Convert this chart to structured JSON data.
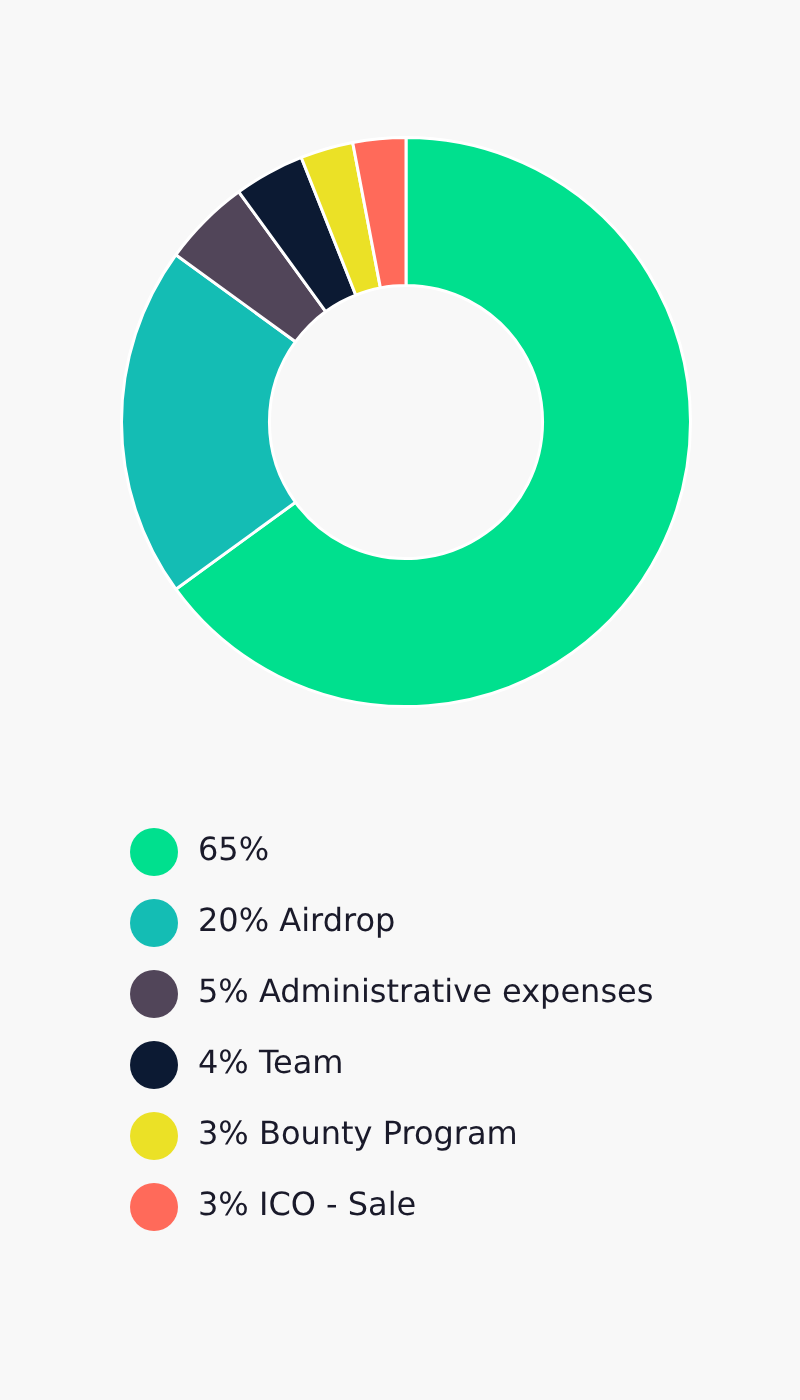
{
  "chart_data": {
    "type": "donut",
    "categories": [
      null,
      "Airdrop",
      "Administrative expenses",
      "Team",
      "Bounty Program",
      "ICO - Sale"
    ],
    "values": [
      65,
      20,
      5,
      4,
      3,
      3
    ],
    "value_labels": [
      "65%",
      "20%",
      "5%",
      "4%",
      "3%",
      "3%"
    ],
    "colors": [
      "#00e08e",
      "#14bdb4",
      "#514559",
      "#0c1a33",
      "#ebe126",
      "#ff6a5a"
    ],
    "legend": "bottom"
  }
}
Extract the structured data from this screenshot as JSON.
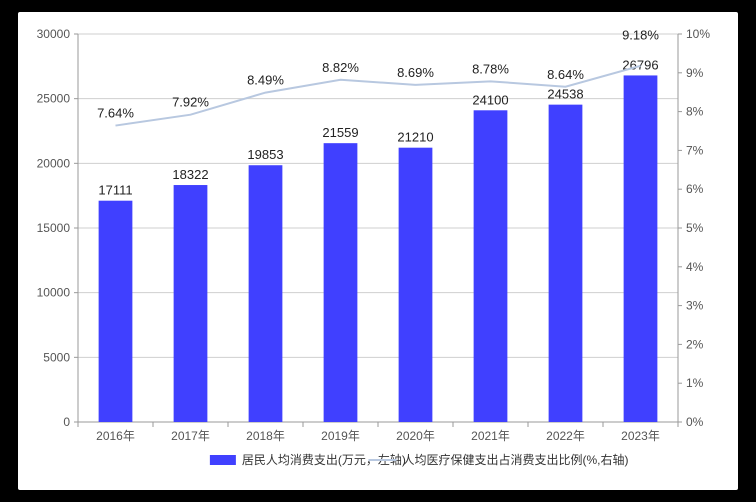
{
  "chart": {
    "type": "bar+line",
    "background_color": "#ffffff",
    "grid_color": "#cfcfcf",
    "bar_color": "#4040ff",
    "line_color": "#b8c8e0",
    "categories": [
      "2016年",
      "2017年",
      "2018年",
      "2019年",
      "2020年",
      "2021年",
      "2022年",
      "2023年"
    ],
    "bars": {
      "values": [
        17111,
        18322,
        19853,
        21559,
        21210,
        24100,
        24538,
        26796
      ],
      "label": "居民人均消费支出(万元，左轴)"
    },
    "line": {
      "values_pct": [
        7.64,
        7.92,
        8.49,
        8.82,
        8.69,
        8.78,
        8.64,
        9.18
      ],
      "label": "人均医疗保健支出占消费支出比例(%,右轴)"
    },
    "left_axis": {
      "min": 0,
      "max": 30000,
      "step": 5000,
      "label_fontsize": 12
    },
    "right_axis": {
      "min": 0,
      "max": 10,
      "step": 1,
      "suffix": "%",
      "label_fontsize": 12
    },
    "bar_width_ratio": 0.45,
    "label_fontsize": 13,
    "axis_fontsize": 12,
    "legend_fontsize": 12
  }
}
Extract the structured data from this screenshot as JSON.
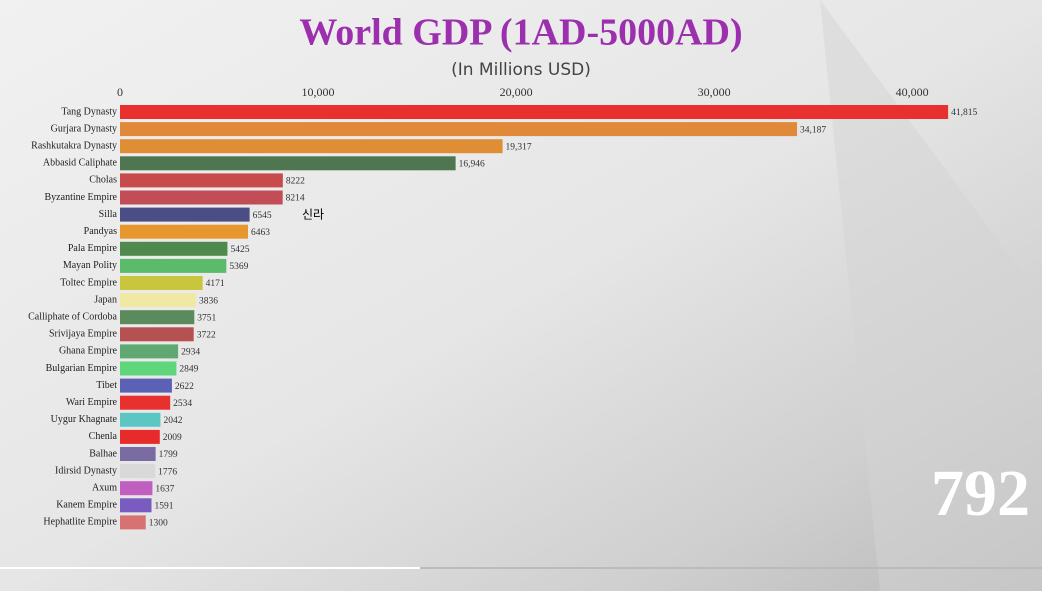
{
  "chart_data": {
    "type": "bar",
    "orientation": "horizontal",
    "title": "World GDP (1AD-5000AD)",
    "subtitle": "(In Millions USD)",
    "annotations": [
      "신라",
      "792"
    ],
    "categories": [
      "Tang Dynasty",
      "Gurjara Dynasty",
      "Rashkutakra Dynasty",
      "Abbasid Caliphate",
      "Cholas",
      "Byzantine Empire",
      "Silla",
      "Pandyas",
      "Pala Empire",
      "Mayan Polity",
      "Toltec Empire",
      "Japan",
      "Calliphate of Cordoba",
      "Srivijaya Empire",
      "Ghana Empire",
      "Bulgarian Empire",
      "Tibet",
      "Wari Empire",
      "Uygur Khagnate",
      "Chenla",
      "Balhae",
      "Idirsid Dynasty",
      "Axum",
      "Kanem Empire",
      "Hephatlite Empire"
    ],
    "values": [
      41815,
      34187,
      19317,
      16946,
      8222,
      8214,
      6545,
      6463,
      5425,
      5369,
      4171,
      3836,
      3751,
      3722,
      2934,
      2849,
      2622,
      2534,
      2042,
      2009,
      1799,
      1776,
      1637,
      1591,
      1300
    ],
    "value_labels": [
      "41,815",
      "34,187",
      "19,317",
      "16,946",
      "8222",
      "8214",
      "6545",
      "6463",
      "5425",
      "5369",
      "4171",
      "3836",
      "3751",
      "3722",
      "2934",
      "2849",
      "2622",
      "2534",
      "2042",
      "2009",
      "1799",
      "1776",
      "1637",
      "1591",
      "1300"
    ],
    "colors": [
      "#e8302e",
      "#e0893a",
      "#e08e35",
      "#4e7650",
      "#c94a4c",
      "#c24d57",
      "#4b4e84",
      "#e8972f",
      "#4f8a4c",
      "#5bbb6b",
      "#c9c53d",
      "#efe9a3",
      "#5b8a5c",
      "#b55150",
      "#60a872",
      "#5fd57c",
      "#5b62b6",
      "#e8302e",
      "#5cc6c2",
      "#e72b2b",
      "#7a6ba2",
      "#d9d9d9",
      "#c05fc0",
      "#7a5bc0",
      "#d87272"
    ],
    "xlim": [
      0,
      46000
    ],
    "xticks": [
      0,
      {
        "value": 10000,
        "label": "10,000"
      },
      {
        "value": 20000,
        "label": "20,000"
      },
      {
        "value": 30000,
        "label": "30,000"
      },
      {
        "value": 40000,
        "label": "40,000"
      }
    ]
  }
}
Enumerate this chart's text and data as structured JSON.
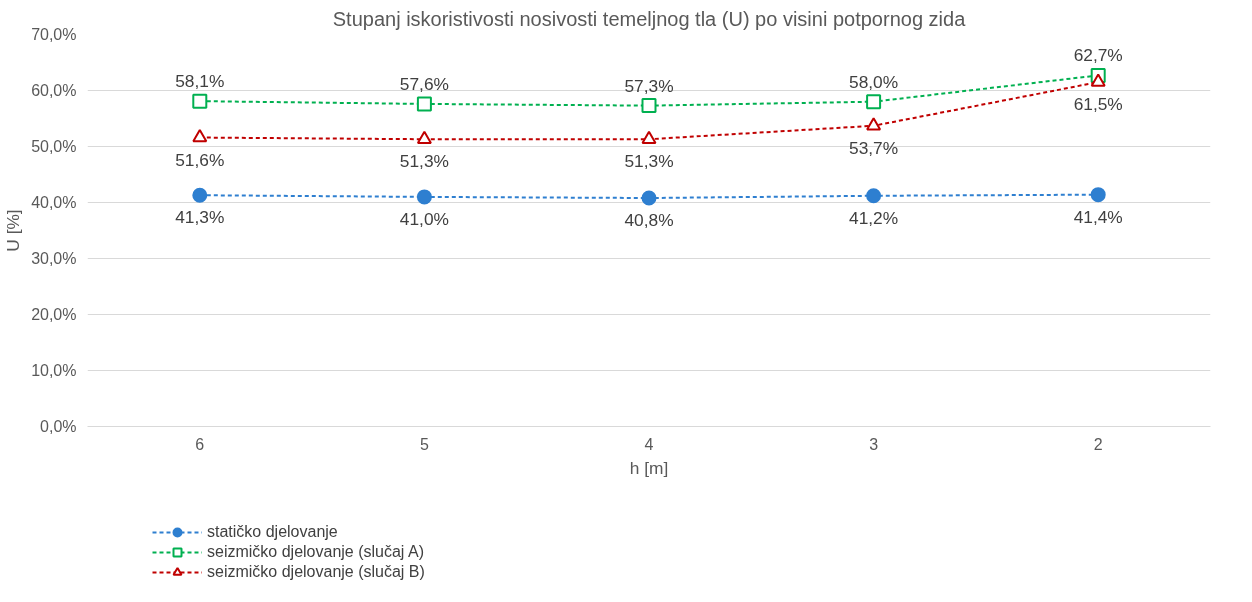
{
  "chart_data": {
    "type": "line",
    "title": "Stupanj iskoristivosti nosivosti temeljnog tla (U) po visini potpornog zida",
    "xlabel": "h [m]",
    "ylabel": "U [%]",
    "categories": [
      "6",
      "5",
      "4",
      "3",
      "2"
    ],
    "series": [
      {
        "name": "statičko djelovanje",
        "color": "#2e7fd0",
        "marker": "circle",
        "values": [
          41.3,
          41.0,
          40.8,
          41.2,
          41.4
        ],
        "value_labels": [
          "41,3%",
          "41,0%",
          "40,8%",
          "41,2%",
          "41,4%"
        ]
      },
      {
        "name": "seizmičko djelovanje (slučaj A)",
        "color": "#00b050",
        "marker": "square",
        "values": [
          58.1,
          57.6,
          57.3,
          58.0,
          62.7
        ],
        "value_labels": [
          "58,1%",
          "57,6%",
          "57,3%",
          "58,0%",
          "62,7%"
        ]
      },
      {
        "name": "seizmičko djelovanje (slučaj B)",
        "color": "#c00000",
        "marker": "triangle",
        "values": [
          51.6,
          51.3,
          51.3,
          53.7,
          61.5
        ],
        "value_labels": [
          "51,6%",
          "51,3%",
          "51,3%",
          "53,7%",
          "61,5%"
        ]
      }
    ],
    "ylim": [
      0,
      70
    ],
    "yticks": [
      {
        "value": 0,
        "label": "0,0%"
      },
      {
        "value": 10,
        "label": "10,0%"
      },
      {
        "value": 20,
        "label": "20,0%"
      },
      {
        "value": 30,
        "label": "30,0%"
      },
      {
        "value": 40,
        "label": "40,0%"
      },
      {
        "value": 50,
        "label": "50,0%"
      },
      {
        "value": 60,
        "label": "60,0%"
      },
      {
        "value": 70,
        "label": "70,0%"
      }
    ],
    "grid": "y",
    "legend": "bottom left",
    "line_style": "dashed"
  }
}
──────────
◆ THE TASK:
In the listing, find each line with the string "Empire" and copy it.

◆ EXERCISE OUTPUT:
      "Byzantine Empire",
      "Pala Empire",
      "Toltec Empire",
      "Srivijaya Empire",
      "Ghana Empire",
      "Bulgarian Empire",
      "Wari Empire",
      "Kanem Empire",
      "Hephatlite Empire"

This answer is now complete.